[Items from a data source]

....

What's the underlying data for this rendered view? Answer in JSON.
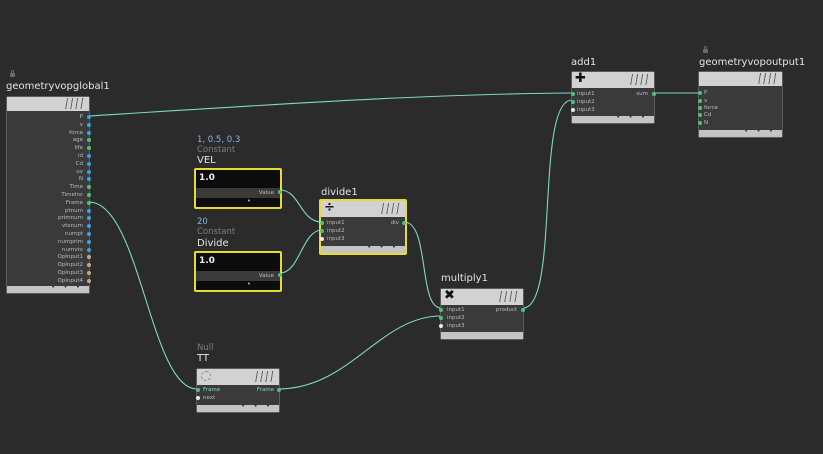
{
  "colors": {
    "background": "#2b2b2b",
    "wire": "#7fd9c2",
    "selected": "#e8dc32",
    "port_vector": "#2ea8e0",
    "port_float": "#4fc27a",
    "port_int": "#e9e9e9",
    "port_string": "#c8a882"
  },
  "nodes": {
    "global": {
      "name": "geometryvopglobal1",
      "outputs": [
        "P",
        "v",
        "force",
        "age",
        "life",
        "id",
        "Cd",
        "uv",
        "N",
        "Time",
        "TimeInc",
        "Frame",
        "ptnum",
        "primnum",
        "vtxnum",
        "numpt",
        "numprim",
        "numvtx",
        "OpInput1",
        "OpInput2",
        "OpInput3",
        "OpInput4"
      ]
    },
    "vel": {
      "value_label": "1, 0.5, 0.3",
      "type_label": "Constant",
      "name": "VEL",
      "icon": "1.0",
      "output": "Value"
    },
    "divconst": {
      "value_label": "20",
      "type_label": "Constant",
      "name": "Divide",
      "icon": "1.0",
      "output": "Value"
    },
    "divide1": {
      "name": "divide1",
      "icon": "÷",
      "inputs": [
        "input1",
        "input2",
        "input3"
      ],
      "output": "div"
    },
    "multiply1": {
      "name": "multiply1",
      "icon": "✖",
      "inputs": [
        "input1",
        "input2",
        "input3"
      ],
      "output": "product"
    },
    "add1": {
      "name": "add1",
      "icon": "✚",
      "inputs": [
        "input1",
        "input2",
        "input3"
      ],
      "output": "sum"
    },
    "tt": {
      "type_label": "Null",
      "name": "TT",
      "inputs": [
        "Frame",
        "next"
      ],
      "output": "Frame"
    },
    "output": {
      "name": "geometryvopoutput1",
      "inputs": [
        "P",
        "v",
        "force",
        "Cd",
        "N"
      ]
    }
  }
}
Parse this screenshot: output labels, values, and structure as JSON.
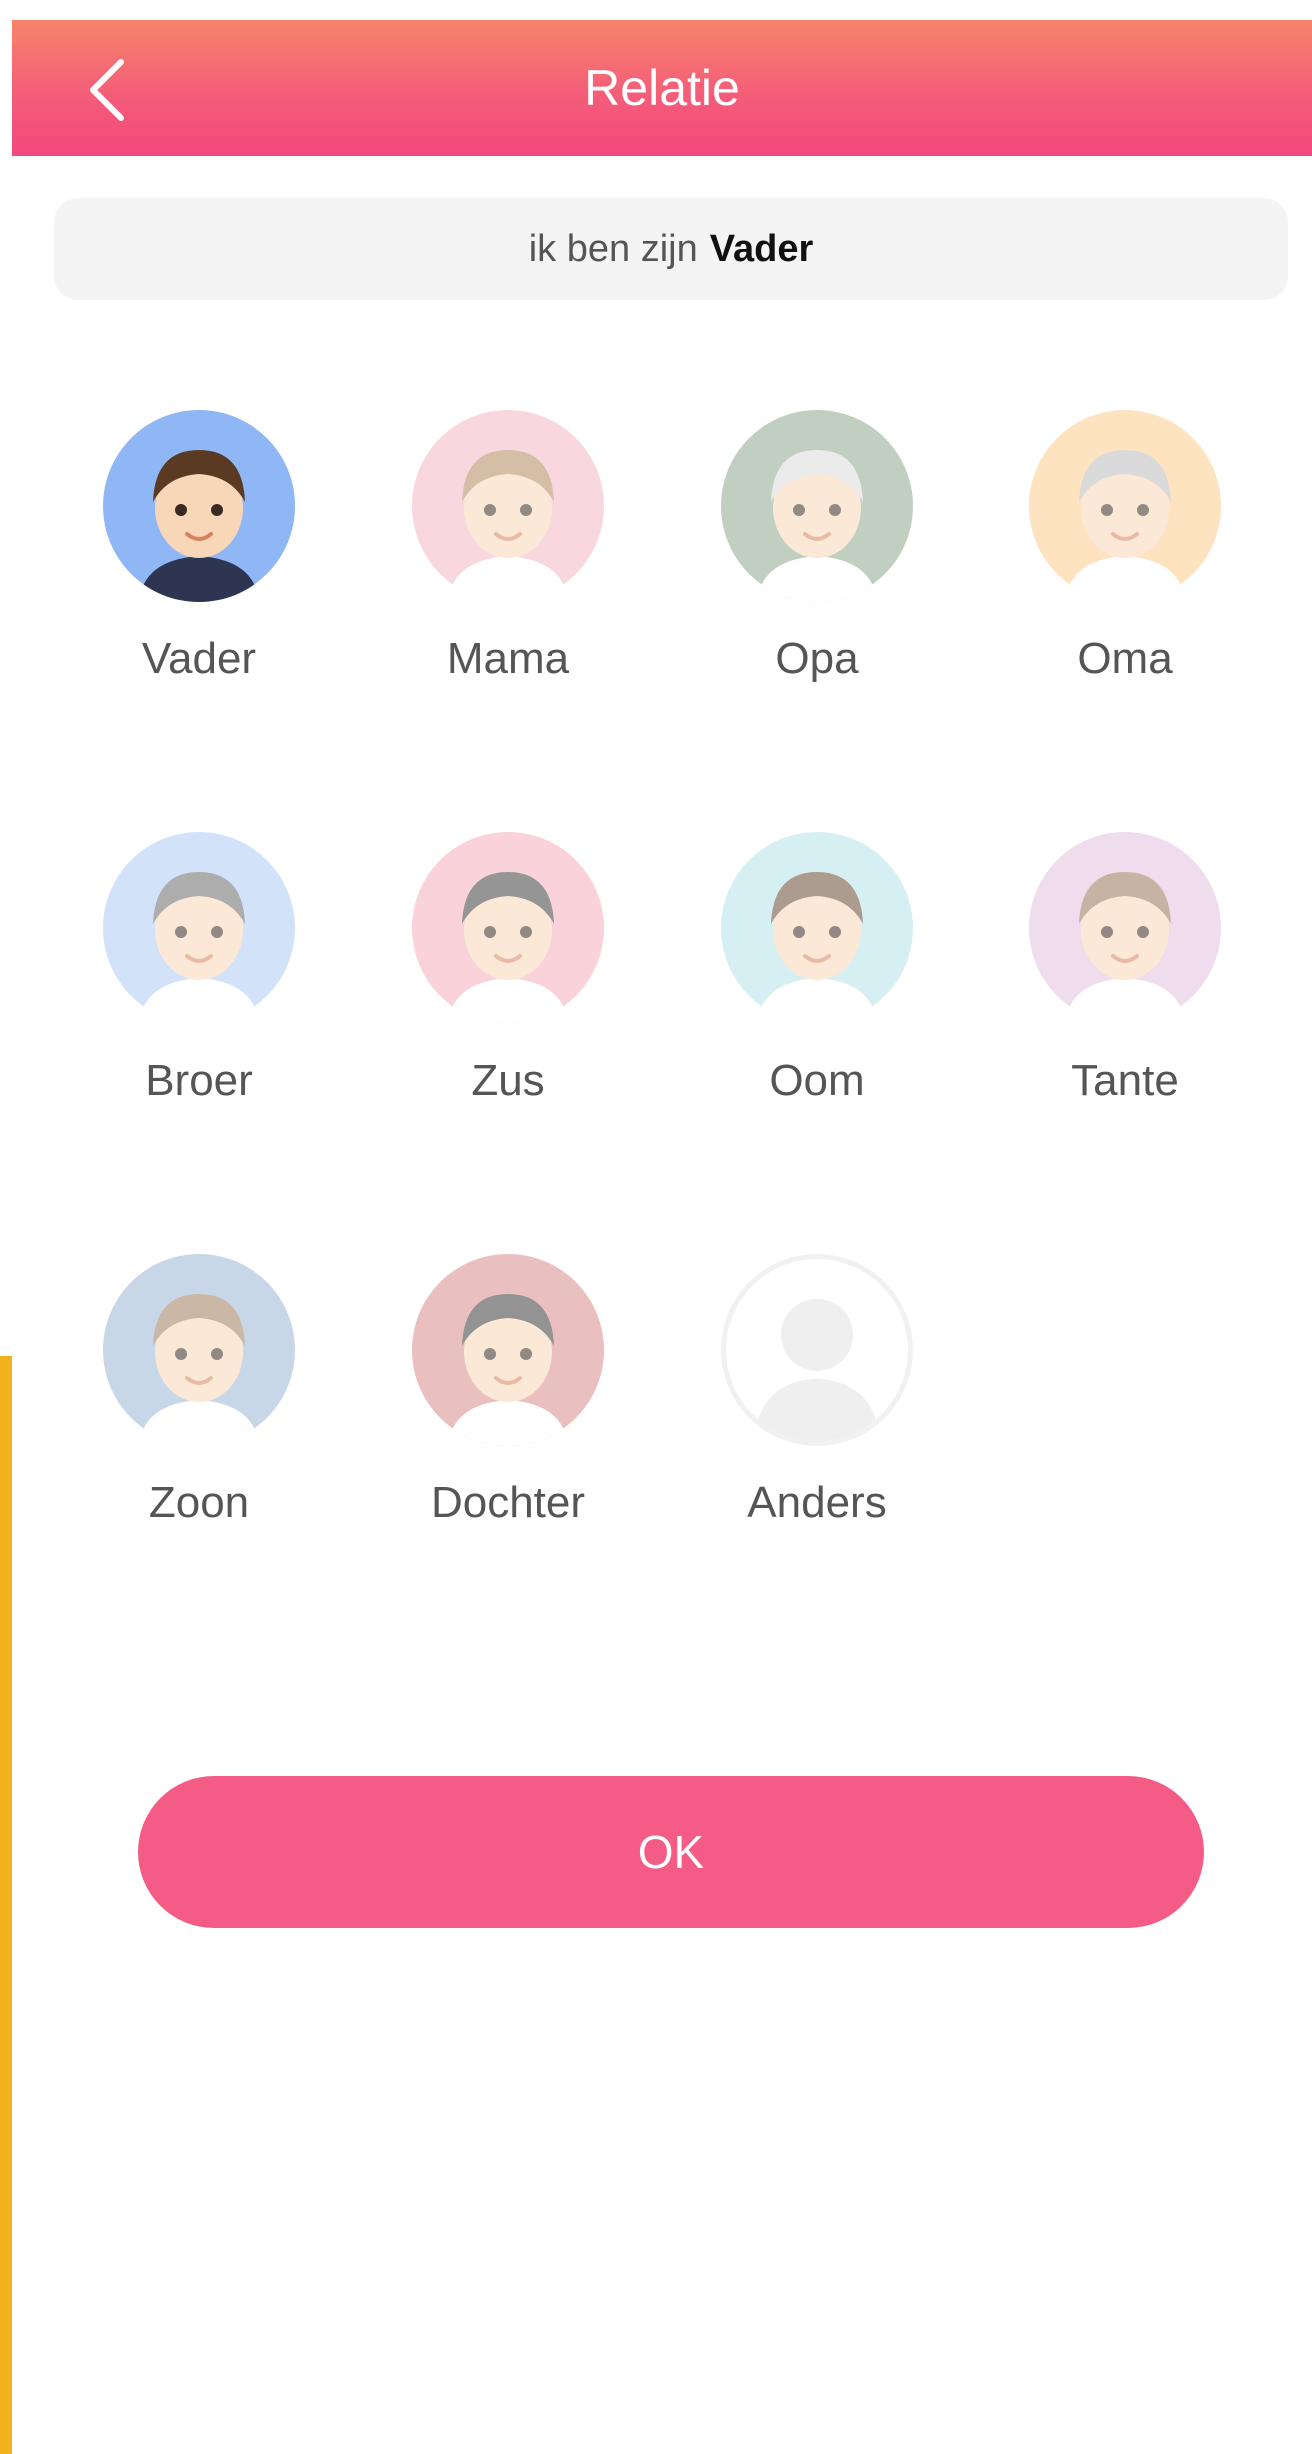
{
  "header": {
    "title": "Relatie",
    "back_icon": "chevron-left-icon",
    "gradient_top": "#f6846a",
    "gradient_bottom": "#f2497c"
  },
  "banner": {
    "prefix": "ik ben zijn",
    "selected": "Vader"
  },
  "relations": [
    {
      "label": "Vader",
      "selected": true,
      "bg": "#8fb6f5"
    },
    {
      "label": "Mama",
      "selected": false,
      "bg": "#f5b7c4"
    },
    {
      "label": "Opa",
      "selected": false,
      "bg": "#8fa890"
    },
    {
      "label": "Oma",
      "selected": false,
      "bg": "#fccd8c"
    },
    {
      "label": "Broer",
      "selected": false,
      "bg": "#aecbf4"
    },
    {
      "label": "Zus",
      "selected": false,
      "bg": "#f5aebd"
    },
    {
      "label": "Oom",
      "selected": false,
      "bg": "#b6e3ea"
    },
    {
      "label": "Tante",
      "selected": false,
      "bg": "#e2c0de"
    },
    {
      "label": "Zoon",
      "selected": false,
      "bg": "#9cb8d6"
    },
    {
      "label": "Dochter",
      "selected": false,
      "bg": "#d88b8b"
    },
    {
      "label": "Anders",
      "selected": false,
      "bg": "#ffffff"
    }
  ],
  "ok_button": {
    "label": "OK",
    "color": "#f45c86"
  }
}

....

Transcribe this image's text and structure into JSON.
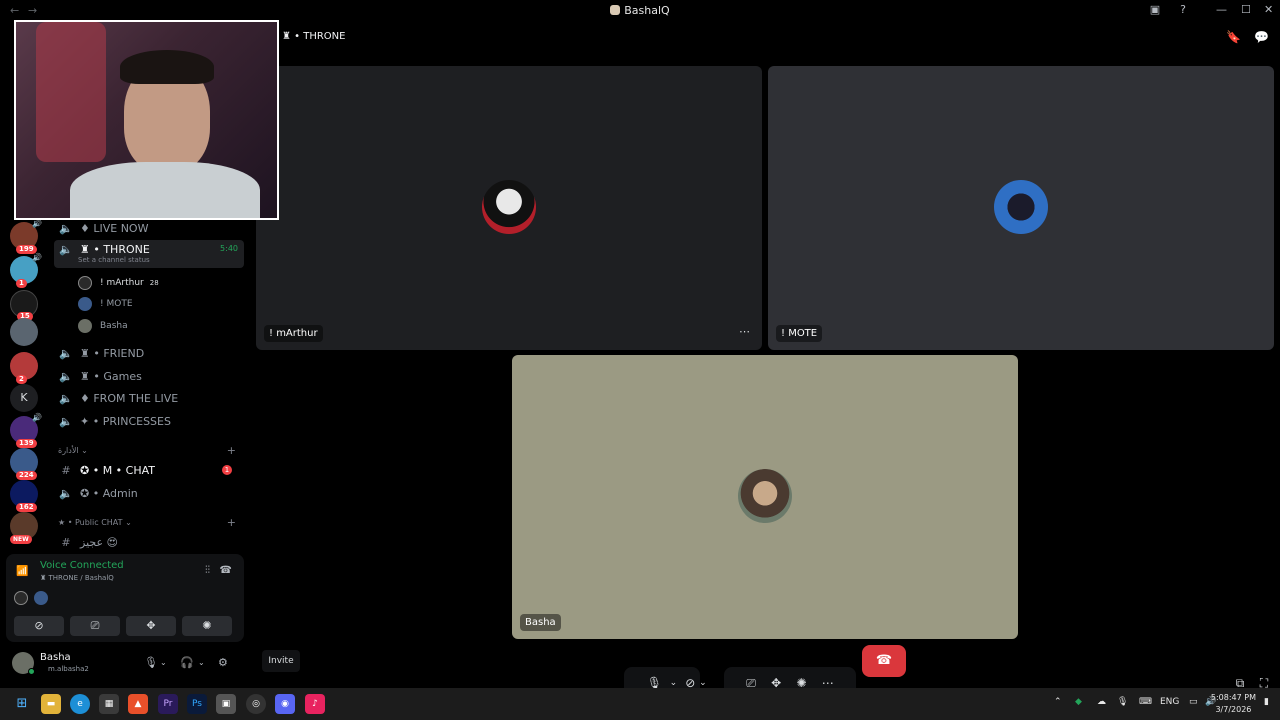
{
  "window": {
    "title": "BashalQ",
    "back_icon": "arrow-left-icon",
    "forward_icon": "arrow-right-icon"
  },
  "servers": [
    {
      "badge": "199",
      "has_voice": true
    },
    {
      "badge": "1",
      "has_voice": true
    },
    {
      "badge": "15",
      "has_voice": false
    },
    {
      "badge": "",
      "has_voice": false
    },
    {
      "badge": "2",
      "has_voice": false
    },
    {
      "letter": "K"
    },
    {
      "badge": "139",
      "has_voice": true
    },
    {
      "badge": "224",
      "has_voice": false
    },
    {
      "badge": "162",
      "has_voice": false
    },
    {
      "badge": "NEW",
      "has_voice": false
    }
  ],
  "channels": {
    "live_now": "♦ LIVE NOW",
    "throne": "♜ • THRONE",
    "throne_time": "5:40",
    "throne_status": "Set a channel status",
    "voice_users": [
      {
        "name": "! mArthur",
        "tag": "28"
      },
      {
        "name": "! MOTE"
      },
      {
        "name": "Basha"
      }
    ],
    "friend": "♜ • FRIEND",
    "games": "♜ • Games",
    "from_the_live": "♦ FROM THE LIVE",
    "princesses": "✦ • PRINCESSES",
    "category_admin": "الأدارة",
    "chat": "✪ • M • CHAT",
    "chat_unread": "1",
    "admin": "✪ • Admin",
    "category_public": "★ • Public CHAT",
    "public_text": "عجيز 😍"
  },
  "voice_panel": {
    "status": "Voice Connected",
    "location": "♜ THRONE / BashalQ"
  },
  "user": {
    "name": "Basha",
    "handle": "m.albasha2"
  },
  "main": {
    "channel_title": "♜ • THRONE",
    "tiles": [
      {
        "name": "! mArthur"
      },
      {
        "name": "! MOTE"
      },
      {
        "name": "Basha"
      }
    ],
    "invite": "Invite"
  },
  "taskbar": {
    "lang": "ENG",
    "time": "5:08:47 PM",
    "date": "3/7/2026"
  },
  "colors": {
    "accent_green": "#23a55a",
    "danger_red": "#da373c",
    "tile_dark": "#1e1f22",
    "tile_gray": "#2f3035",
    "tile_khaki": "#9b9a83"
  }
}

....

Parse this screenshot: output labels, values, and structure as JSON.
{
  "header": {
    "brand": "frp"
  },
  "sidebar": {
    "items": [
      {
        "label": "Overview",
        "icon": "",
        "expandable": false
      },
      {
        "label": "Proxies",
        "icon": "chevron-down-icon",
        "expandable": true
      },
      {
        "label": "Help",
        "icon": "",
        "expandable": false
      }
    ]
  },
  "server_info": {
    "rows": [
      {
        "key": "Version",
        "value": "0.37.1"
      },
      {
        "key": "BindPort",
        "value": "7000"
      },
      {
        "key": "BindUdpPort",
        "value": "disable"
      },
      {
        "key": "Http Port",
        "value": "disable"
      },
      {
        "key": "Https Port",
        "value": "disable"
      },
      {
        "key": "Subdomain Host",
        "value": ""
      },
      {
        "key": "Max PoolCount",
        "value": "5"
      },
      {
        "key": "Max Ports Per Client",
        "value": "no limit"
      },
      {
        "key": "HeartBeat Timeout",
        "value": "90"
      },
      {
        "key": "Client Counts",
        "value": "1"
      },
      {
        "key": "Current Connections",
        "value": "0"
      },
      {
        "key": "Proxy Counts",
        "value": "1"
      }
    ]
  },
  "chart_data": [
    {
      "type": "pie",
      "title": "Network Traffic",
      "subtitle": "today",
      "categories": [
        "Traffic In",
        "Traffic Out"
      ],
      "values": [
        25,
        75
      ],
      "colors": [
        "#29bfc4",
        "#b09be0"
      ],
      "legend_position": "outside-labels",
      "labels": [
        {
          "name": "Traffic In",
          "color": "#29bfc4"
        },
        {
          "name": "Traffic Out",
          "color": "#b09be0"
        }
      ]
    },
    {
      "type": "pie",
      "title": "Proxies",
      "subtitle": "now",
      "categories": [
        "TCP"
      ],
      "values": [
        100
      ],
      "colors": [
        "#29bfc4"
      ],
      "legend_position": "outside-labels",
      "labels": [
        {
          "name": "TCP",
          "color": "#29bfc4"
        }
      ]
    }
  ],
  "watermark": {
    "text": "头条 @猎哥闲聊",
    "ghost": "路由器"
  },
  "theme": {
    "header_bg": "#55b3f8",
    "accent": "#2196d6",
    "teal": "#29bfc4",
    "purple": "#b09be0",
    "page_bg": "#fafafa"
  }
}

....

Instructions to follow:
Give the number of lines in the entries above that include the string "this". No other output is expected.

Result of the exercise:
4